-- RECORDS FOR PROCESSING --
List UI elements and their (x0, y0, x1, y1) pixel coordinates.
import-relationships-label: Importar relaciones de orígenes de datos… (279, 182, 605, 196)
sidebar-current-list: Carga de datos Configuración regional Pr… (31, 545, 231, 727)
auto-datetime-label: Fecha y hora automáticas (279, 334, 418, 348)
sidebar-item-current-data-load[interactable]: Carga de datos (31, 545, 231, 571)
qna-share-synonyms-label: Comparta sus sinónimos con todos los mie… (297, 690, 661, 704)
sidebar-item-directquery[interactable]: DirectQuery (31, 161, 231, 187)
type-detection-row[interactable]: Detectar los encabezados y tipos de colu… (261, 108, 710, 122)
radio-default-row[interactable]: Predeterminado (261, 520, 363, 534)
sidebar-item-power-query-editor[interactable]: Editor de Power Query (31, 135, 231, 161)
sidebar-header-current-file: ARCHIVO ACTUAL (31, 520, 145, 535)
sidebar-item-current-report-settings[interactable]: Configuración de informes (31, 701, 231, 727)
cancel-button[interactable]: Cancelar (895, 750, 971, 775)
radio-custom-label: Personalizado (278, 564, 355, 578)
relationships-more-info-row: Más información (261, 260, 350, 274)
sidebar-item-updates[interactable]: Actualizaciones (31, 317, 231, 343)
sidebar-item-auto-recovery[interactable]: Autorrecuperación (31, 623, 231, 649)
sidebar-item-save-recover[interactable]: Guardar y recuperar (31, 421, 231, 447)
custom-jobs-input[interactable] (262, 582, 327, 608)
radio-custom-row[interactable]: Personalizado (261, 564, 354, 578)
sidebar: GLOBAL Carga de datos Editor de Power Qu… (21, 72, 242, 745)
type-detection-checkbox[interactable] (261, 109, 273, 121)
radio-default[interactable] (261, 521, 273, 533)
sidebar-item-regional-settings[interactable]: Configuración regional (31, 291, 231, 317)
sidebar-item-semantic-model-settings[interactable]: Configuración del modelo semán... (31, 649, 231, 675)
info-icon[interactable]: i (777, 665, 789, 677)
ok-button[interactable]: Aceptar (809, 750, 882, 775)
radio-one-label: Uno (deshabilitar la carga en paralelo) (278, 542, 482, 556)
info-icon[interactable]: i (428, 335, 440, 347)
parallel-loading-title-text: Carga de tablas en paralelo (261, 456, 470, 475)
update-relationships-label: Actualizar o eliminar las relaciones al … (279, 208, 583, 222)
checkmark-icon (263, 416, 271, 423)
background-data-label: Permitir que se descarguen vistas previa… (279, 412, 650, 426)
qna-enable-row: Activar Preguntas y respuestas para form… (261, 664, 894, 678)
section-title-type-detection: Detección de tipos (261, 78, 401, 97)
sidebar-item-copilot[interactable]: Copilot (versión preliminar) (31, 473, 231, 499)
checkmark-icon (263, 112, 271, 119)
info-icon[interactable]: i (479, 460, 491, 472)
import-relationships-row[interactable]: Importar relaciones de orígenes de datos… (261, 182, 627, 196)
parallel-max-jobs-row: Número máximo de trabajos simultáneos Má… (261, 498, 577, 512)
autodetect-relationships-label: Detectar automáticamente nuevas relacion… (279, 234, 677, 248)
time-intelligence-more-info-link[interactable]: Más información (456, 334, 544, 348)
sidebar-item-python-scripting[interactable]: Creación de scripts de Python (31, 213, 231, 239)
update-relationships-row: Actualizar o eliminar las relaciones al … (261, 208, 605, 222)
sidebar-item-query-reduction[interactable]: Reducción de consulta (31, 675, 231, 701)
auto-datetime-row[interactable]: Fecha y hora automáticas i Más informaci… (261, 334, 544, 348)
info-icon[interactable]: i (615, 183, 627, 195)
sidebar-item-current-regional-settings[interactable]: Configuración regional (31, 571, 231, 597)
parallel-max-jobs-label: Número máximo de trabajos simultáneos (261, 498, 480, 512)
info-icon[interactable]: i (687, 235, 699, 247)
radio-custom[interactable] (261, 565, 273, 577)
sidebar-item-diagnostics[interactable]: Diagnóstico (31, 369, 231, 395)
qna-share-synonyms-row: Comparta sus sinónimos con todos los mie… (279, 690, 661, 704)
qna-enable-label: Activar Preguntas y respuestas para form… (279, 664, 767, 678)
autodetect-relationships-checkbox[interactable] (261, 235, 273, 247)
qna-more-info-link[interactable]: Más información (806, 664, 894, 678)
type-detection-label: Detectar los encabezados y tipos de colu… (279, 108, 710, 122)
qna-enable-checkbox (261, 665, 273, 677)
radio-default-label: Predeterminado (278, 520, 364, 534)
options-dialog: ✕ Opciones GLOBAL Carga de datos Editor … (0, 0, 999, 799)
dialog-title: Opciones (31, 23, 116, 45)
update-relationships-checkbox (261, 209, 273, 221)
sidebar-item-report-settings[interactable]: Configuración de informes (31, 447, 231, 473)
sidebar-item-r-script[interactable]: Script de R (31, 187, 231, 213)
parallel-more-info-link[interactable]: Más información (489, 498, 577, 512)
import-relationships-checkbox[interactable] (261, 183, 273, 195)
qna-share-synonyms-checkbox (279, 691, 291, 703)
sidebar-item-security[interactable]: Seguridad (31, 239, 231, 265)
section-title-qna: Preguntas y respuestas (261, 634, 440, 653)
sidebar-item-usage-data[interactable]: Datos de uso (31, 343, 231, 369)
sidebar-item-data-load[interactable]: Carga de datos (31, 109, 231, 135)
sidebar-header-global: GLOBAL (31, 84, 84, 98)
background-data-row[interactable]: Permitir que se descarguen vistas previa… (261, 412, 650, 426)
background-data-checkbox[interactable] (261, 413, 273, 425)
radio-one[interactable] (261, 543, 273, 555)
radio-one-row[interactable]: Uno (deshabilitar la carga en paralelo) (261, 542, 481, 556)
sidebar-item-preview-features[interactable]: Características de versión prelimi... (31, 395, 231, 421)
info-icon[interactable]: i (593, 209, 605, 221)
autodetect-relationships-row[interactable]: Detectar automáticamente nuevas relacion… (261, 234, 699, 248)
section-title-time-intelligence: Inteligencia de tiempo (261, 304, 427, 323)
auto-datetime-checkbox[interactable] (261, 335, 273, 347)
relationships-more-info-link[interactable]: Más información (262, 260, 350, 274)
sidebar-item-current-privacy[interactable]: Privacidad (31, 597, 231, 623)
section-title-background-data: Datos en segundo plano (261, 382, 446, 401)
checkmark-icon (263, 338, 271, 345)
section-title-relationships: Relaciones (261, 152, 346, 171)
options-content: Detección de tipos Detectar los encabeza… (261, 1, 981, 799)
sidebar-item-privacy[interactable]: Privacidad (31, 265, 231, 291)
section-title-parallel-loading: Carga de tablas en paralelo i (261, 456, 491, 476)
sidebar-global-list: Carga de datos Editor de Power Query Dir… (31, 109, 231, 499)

-- TASK REQUIREMENTS --
Search the records for lines holding the word "regional", then copy each line you find.

-- SOLUTION TO THE EXERCISE --
sidebar-current-list: Carga de datos Configuración regional Pr… (31, 545, 231, 727)
sidebar-item-regional-settings[interactable]: Configuración regional (31, 291, 231, 317)
sidebar-item-current-regional-settings[interactable]: Configuración regional (31, 571, 231, 597)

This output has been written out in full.